Collect all the lines that mention the word "εἶναι".

<<<<

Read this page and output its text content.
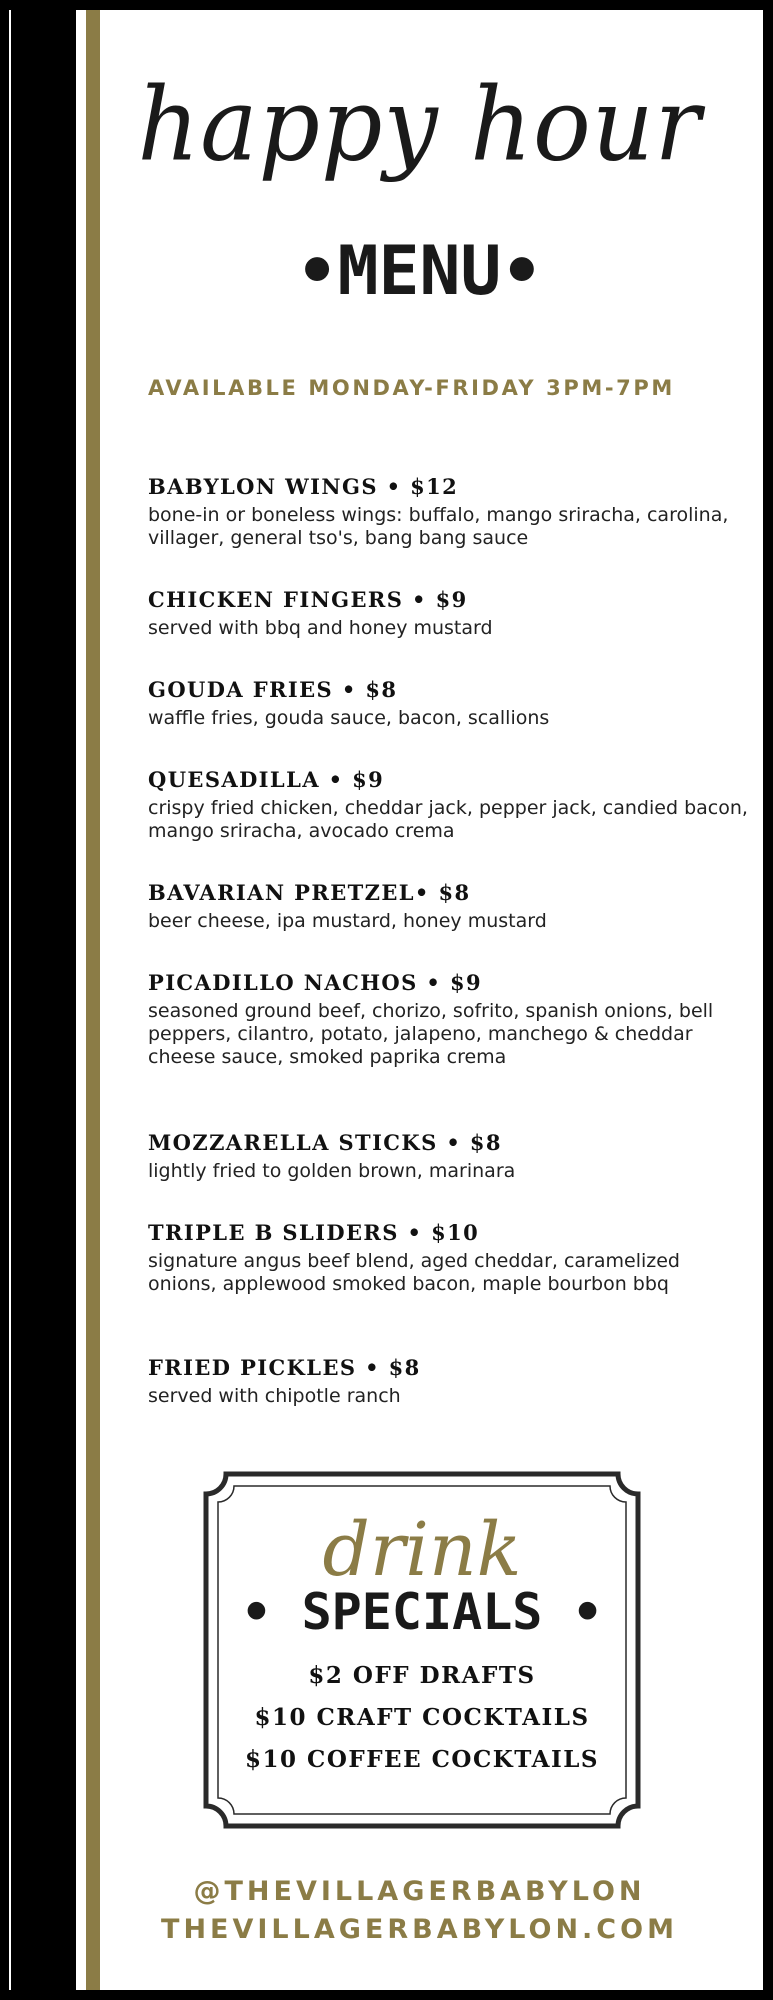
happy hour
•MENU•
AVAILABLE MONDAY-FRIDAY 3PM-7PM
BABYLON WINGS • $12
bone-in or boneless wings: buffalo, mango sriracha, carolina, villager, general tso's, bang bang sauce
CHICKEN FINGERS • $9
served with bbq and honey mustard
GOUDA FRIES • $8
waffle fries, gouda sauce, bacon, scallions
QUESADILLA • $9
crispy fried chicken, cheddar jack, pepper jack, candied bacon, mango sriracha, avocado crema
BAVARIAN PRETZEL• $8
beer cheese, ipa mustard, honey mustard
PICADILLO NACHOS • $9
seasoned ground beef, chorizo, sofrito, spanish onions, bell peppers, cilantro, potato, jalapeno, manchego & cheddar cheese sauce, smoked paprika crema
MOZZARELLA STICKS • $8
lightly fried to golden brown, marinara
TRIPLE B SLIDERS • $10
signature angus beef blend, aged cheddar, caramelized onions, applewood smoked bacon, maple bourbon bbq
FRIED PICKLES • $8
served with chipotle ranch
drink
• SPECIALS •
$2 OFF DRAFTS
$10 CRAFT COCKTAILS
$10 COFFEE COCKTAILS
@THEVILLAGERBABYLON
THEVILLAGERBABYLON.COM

>>>>
<<<<

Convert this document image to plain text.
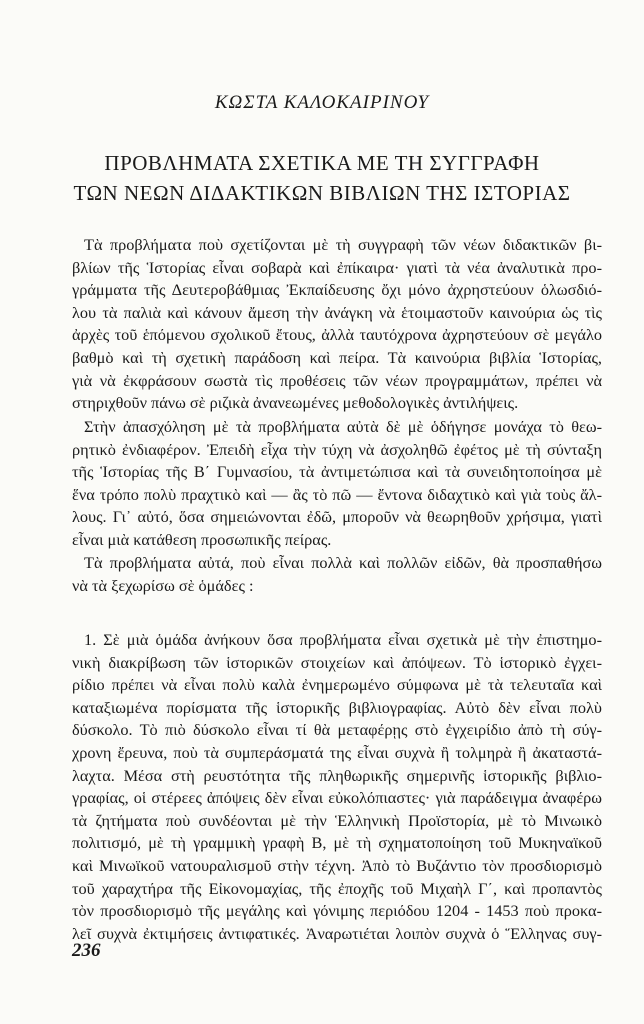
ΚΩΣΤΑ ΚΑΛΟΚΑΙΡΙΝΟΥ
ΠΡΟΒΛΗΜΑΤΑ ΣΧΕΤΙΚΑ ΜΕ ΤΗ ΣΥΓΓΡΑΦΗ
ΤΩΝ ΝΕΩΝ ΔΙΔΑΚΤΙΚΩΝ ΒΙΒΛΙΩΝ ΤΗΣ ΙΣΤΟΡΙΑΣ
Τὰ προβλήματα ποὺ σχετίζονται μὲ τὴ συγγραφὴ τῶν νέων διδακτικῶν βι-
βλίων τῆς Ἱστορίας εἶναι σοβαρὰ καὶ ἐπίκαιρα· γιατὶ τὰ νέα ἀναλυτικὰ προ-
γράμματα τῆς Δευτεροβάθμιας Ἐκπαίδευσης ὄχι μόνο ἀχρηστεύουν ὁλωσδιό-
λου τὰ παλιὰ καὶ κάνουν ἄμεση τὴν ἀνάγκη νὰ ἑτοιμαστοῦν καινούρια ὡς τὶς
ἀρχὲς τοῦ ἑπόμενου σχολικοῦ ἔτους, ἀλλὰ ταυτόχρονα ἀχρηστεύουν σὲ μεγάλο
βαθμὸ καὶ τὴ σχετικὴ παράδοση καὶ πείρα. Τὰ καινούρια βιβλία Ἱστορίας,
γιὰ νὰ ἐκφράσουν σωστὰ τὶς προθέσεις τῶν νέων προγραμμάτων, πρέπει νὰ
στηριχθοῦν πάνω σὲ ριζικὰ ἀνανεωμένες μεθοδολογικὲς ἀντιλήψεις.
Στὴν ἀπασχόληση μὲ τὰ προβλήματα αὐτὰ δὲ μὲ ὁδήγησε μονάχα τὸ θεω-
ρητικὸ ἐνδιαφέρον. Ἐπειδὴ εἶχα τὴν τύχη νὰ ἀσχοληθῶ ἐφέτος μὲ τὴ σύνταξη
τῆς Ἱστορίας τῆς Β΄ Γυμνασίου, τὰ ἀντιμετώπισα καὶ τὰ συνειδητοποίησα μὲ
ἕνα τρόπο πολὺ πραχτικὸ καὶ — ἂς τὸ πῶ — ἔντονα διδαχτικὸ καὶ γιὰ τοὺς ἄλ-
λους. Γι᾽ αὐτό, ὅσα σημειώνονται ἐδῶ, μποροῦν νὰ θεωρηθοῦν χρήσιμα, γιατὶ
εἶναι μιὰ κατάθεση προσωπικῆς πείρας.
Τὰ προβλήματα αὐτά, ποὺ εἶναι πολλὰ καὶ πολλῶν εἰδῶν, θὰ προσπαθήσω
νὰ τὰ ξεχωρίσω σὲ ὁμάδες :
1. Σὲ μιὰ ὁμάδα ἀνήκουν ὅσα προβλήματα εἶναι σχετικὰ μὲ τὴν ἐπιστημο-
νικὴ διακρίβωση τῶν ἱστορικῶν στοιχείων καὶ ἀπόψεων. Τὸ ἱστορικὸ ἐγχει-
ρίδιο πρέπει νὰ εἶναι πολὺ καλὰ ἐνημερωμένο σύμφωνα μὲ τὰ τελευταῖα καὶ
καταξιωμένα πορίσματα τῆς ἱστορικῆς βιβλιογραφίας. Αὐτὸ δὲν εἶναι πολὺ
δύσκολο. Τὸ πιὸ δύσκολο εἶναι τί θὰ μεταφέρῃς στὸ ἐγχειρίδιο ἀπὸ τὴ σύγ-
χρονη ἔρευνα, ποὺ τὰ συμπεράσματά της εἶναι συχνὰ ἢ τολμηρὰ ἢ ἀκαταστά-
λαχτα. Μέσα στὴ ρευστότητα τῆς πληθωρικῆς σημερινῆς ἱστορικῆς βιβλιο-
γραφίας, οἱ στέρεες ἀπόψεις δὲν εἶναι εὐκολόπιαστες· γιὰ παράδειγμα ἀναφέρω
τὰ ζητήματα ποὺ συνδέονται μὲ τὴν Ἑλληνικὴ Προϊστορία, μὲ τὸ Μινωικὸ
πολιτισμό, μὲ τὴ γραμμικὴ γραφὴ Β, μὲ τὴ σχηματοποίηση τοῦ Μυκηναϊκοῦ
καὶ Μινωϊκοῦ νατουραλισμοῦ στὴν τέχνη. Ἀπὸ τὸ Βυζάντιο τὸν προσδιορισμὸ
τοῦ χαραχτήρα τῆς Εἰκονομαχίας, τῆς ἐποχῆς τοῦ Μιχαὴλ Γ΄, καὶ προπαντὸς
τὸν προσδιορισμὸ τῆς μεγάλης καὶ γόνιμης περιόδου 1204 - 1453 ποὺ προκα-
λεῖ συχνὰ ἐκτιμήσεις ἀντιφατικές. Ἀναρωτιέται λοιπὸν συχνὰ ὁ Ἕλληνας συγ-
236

>>>>
<<<<

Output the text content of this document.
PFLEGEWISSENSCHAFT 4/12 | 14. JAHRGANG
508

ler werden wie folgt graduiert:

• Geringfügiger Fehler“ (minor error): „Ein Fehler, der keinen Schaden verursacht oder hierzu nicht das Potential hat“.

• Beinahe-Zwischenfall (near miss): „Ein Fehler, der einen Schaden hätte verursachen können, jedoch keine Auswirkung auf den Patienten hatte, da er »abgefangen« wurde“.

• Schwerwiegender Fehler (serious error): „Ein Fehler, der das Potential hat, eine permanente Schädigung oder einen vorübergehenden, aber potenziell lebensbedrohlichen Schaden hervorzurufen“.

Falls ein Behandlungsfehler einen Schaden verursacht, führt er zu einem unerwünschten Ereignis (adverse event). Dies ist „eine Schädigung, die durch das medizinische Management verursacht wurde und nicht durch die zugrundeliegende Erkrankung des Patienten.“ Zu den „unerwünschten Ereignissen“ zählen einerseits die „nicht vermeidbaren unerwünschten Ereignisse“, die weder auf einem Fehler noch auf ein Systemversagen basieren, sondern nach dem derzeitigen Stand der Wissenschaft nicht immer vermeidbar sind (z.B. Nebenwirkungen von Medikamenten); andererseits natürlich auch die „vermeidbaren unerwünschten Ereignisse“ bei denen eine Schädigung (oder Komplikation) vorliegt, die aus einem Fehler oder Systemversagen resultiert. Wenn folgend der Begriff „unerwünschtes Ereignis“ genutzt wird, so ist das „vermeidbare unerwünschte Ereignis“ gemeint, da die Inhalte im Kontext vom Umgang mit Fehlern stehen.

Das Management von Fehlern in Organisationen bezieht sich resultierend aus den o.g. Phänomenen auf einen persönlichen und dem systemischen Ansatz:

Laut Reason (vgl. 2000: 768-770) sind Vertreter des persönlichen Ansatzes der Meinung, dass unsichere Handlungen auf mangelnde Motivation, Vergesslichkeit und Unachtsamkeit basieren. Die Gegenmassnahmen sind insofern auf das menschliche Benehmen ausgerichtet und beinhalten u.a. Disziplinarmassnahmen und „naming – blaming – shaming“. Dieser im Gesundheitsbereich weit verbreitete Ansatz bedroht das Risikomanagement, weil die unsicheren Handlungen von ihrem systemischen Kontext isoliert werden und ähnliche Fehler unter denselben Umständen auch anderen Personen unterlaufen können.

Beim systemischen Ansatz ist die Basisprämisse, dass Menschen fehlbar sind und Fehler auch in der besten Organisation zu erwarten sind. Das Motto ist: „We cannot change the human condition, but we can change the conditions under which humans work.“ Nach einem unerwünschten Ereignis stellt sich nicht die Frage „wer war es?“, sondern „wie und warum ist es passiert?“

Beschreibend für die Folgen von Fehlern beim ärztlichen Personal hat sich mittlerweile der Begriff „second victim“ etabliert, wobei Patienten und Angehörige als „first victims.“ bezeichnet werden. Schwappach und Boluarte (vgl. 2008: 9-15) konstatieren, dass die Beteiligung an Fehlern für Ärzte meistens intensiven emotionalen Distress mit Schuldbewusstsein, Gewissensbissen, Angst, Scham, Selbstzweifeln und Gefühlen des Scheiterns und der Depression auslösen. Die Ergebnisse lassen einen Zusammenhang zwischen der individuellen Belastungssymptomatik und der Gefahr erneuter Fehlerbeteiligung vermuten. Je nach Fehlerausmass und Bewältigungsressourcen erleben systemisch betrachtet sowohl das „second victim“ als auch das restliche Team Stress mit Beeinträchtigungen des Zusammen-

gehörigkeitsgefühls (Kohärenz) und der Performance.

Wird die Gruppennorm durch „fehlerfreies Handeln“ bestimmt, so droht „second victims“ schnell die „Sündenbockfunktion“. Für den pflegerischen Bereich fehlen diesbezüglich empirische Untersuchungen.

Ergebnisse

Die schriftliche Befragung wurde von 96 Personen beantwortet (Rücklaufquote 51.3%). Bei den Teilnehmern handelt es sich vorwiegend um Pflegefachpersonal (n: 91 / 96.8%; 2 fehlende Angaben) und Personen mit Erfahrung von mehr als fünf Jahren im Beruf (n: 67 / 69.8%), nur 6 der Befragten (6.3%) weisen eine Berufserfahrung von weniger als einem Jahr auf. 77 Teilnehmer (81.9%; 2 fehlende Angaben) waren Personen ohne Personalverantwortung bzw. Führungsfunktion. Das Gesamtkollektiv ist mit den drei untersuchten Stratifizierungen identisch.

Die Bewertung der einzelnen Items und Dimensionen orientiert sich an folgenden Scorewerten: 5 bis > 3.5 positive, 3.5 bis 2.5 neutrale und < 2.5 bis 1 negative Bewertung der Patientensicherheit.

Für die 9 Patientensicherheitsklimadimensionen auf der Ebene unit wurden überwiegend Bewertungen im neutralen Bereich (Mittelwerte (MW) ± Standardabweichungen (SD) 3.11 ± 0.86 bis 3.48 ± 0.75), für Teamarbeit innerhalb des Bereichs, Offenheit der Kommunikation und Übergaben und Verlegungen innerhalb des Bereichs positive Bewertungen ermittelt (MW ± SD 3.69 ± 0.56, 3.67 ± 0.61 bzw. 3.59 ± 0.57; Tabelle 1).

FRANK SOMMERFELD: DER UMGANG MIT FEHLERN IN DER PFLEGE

>>>>

Task response:
βλίων τῆς Ἱστορίας εἶναι σοβαρὰ καὶ ἐπίκαιρα· γιατὶ τὰ νέα ἀναλυτικὰ προ-
εἶναι μιὰ κατάθεση προσωπικῆς πείρας.
Τὰ προβλήματα αὐτά, ποὺ εἶναι πολλὰ καὶ πολλῶν εἰδῶν, θὰ προσπαθήσω
1. Σὲ μιὰ ὁμάδα ἀνήκουν ὅσα προβλήματα εἶναι σχετικὰ μὲ τὴν ἐπιστημο-
ρίδιο πρέπει νὰ εἶναι πολὺ καλὰ ἐνημερωμένο σύμφωνα μὲ τὰ τελευταῖα καὶ
καταξιωμένα πορίσματα τῆς ἱστορικῆς βιβλιογραφίας. Αὐτὸ δὲν εἶναι πολὺ
δύσκολο. Τὸ πιὸ δύσκολο εἶναι τί θὰ μεταφέρῃς στὸ ἐγχειρίδιο ἀπὸ τὴ σύγ-
χρονη ἔρευνα, ποὺ τὰ συμπεράσματά της εἶναι συχνὰ ἢ τολμηρὰ ἢ ἀκαταστά-
γραφίας, οἱ στέρεες ἀπόψεις δὲν εἶναι εὐκολόπιαστες· γιὰ παράδειγμα ἀναφέρω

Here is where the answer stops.